• PROBLEM
Copy out all the lines in the records that include the word "职位申请管理".

** Start DATA TO USE **

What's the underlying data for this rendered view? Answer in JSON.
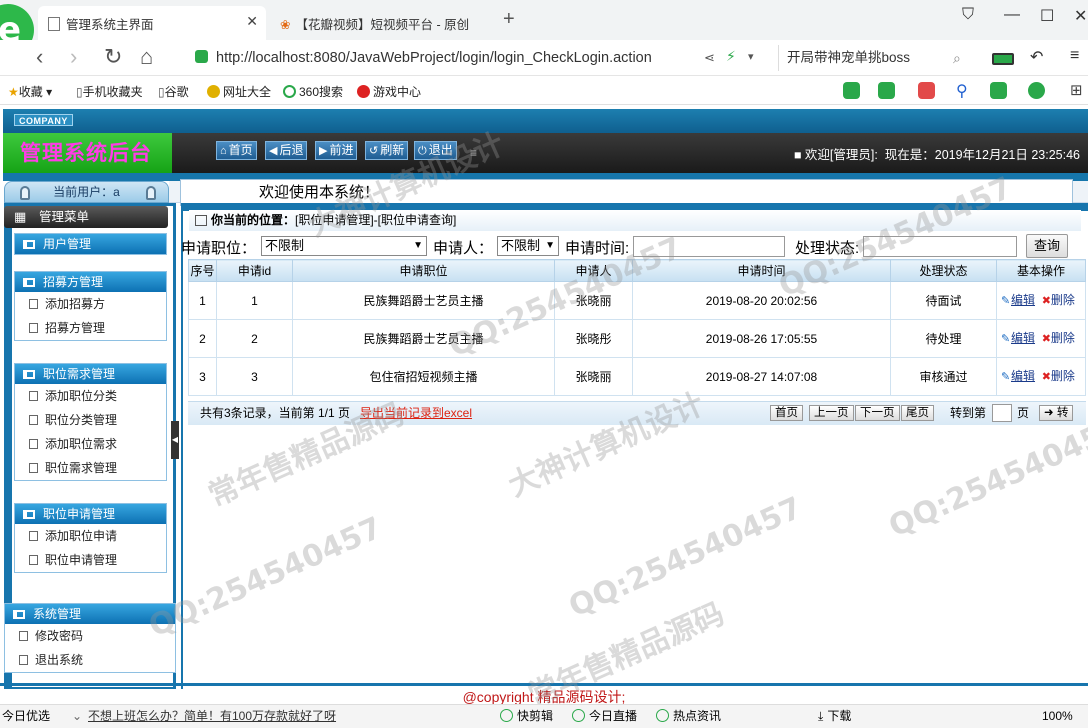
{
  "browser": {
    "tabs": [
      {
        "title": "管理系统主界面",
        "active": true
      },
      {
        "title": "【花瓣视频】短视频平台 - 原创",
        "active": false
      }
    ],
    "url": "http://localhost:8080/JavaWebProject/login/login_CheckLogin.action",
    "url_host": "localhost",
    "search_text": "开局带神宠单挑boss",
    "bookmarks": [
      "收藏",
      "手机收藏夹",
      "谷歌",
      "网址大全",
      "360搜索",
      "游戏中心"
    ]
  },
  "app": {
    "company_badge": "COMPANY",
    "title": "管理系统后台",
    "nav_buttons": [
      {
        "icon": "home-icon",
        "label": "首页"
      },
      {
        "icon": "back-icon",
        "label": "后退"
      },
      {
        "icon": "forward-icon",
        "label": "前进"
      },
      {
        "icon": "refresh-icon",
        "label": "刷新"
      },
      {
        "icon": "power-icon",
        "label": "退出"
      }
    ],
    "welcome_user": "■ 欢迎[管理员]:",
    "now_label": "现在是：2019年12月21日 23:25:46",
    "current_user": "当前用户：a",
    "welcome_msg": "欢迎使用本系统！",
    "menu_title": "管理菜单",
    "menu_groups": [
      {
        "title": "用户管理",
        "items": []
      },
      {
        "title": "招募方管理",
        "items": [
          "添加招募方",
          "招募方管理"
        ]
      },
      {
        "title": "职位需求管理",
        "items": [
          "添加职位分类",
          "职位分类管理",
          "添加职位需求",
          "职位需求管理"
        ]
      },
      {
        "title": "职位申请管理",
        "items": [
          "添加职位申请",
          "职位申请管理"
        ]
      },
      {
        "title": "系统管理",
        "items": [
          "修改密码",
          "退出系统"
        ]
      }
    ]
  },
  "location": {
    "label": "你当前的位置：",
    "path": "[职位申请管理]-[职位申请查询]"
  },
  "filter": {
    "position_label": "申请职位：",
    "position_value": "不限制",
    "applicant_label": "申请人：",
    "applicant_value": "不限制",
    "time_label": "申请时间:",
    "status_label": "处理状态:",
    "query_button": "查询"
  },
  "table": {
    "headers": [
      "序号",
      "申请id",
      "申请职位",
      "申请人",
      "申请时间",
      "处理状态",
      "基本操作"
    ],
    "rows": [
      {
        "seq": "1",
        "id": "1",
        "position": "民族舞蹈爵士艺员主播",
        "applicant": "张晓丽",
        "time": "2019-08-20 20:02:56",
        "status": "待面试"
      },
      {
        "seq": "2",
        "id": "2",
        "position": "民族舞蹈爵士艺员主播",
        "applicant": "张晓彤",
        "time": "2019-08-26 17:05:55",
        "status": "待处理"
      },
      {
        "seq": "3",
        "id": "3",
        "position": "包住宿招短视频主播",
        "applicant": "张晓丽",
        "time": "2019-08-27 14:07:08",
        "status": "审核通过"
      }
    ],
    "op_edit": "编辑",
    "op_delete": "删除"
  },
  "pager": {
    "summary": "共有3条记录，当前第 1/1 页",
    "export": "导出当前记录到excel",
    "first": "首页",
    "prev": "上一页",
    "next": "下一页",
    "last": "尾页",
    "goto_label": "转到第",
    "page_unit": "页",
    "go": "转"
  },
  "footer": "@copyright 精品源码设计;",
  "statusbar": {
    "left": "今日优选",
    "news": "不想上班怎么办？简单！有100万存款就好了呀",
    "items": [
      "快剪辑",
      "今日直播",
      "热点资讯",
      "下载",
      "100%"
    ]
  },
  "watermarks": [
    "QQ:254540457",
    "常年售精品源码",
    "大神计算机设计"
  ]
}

** End DATA TO USE **

• REPLY
        "title": "职位申请管理",
          "职位申请管理"
    "path": "[职位申请管理]-[职位申请查询]"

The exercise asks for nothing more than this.